WHAT THE TASK ASKS: Using the data below, determine the number of lines that include the string "text". Write only that number.
□ □ □ □ □
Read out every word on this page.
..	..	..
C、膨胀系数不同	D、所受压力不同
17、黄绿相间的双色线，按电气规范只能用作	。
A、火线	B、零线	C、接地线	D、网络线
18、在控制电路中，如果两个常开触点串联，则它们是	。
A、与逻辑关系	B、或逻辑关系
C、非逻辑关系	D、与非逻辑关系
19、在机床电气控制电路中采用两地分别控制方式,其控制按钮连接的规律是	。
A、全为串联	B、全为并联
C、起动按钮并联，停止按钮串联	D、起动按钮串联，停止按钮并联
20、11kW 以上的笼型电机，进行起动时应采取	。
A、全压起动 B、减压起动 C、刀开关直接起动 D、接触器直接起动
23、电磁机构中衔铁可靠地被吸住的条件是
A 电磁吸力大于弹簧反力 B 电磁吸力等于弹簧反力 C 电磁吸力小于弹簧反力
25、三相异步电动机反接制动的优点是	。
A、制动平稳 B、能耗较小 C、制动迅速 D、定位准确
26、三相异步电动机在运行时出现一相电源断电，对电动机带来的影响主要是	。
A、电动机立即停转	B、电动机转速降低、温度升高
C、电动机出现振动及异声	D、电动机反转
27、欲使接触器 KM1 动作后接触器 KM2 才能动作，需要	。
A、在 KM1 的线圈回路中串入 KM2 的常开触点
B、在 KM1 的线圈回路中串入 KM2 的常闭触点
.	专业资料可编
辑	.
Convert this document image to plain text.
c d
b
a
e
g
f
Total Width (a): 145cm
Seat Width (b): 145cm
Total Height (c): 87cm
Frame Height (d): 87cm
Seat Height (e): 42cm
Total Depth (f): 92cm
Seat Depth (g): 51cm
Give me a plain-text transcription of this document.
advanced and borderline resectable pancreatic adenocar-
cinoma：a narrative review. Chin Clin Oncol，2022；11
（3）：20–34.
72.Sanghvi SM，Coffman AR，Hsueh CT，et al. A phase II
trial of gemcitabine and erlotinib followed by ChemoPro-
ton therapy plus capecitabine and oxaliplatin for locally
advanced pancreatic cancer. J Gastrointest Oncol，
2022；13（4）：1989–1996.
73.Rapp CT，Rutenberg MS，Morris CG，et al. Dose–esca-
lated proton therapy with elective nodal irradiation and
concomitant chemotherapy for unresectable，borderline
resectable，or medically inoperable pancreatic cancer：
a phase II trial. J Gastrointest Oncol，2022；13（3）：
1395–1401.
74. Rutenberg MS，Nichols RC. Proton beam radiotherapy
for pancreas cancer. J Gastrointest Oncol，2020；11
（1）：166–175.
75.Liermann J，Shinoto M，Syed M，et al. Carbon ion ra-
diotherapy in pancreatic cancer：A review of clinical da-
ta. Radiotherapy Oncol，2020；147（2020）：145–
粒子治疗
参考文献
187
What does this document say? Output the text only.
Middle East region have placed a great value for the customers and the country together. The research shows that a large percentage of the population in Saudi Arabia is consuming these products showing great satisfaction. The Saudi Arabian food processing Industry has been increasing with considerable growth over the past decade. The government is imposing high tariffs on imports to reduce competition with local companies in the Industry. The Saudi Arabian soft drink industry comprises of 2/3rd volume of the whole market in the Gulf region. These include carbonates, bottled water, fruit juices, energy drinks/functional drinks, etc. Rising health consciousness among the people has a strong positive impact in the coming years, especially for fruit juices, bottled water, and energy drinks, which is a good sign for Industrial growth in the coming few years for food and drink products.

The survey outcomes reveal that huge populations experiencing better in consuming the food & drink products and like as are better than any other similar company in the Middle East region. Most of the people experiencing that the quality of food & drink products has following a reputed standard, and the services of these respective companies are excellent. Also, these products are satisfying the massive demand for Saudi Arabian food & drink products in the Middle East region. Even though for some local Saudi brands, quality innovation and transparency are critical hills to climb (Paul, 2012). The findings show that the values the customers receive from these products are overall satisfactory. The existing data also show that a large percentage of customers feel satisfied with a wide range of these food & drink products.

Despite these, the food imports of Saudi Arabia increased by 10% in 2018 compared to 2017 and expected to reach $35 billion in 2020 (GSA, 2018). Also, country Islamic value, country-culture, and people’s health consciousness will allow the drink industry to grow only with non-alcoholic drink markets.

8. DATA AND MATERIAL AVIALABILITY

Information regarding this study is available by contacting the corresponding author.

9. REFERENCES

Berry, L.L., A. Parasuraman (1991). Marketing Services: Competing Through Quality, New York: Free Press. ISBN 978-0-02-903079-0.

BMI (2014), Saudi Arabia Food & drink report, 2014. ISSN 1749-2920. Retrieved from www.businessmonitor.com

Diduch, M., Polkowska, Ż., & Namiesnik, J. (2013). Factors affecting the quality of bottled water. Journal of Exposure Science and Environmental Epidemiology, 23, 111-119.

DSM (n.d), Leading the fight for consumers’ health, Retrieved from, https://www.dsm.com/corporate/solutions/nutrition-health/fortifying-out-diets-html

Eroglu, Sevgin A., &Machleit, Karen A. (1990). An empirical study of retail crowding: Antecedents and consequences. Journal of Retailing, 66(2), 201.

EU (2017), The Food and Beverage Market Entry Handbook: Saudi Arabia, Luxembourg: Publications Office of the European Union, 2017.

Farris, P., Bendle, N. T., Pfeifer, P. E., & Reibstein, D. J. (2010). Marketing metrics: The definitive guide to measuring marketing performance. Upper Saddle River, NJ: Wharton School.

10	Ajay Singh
□ □ □ □ □
TASK ANSWER: 3